TASK GOAL: In the material below, the lines containing the word "Shaybah" are required; copy each of them.
----------------
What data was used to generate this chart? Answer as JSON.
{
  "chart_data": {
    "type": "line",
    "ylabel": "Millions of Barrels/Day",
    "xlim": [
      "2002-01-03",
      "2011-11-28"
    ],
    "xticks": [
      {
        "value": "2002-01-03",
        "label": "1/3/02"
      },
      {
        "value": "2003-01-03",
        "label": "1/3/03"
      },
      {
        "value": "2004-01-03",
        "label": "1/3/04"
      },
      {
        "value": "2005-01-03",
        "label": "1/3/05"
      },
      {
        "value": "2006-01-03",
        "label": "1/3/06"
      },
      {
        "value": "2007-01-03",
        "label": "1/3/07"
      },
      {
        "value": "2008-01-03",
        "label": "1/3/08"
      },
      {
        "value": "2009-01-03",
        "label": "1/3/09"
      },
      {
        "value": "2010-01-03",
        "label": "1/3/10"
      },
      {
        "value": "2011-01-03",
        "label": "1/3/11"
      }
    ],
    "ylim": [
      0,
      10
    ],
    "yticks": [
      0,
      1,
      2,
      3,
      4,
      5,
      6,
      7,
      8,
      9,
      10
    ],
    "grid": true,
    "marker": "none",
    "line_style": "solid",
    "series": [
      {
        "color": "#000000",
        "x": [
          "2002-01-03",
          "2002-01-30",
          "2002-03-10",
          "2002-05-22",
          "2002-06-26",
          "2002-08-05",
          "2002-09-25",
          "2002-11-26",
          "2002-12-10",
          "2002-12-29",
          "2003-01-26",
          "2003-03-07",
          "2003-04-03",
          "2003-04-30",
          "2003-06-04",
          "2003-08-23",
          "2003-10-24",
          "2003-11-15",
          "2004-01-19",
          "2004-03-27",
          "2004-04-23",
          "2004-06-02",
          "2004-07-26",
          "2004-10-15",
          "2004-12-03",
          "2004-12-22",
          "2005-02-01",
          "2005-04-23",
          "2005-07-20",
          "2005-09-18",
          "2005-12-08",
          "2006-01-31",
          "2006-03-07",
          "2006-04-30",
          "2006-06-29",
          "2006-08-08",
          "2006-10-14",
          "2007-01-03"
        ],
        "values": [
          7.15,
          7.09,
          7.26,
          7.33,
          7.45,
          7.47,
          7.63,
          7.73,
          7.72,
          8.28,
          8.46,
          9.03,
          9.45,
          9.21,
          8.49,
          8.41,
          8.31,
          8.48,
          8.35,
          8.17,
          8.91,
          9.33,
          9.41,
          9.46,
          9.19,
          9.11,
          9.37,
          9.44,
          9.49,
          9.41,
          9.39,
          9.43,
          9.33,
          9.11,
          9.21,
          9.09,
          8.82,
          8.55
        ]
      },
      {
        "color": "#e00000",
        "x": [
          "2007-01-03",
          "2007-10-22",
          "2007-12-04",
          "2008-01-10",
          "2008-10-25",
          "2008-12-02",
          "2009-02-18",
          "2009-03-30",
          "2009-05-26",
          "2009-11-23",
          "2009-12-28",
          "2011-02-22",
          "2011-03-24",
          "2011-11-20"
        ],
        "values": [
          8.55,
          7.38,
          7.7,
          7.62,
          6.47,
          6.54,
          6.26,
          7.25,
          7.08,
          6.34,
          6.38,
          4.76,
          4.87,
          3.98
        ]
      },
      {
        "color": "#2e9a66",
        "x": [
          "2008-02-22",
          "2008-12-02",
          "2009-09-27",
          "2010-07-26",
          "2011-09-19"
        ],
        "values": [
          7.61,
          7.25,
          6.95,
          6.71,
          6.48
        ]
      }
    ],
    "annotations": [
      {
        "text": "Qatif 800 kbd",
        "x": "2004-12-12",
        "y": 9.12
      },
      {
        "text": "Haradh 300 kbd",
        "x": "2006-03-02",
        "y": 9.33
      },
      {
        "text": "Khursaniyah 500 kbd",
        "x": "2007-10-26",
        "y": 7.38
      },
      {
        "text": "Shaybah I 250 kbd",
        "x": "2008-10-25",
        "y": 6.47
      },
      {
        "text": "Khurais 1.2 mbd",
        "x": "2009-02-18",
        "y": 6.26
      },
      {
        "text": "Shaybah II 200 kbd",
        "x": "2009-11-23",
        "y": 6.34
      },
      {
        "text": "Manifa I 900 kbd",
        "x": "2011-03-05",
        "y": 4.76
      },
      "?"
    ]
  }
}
----------------
COMPLETE OUTPUT:
        "text": "Shaybah I 250 kbd",
        "text": "Shaybah II 200 kbd",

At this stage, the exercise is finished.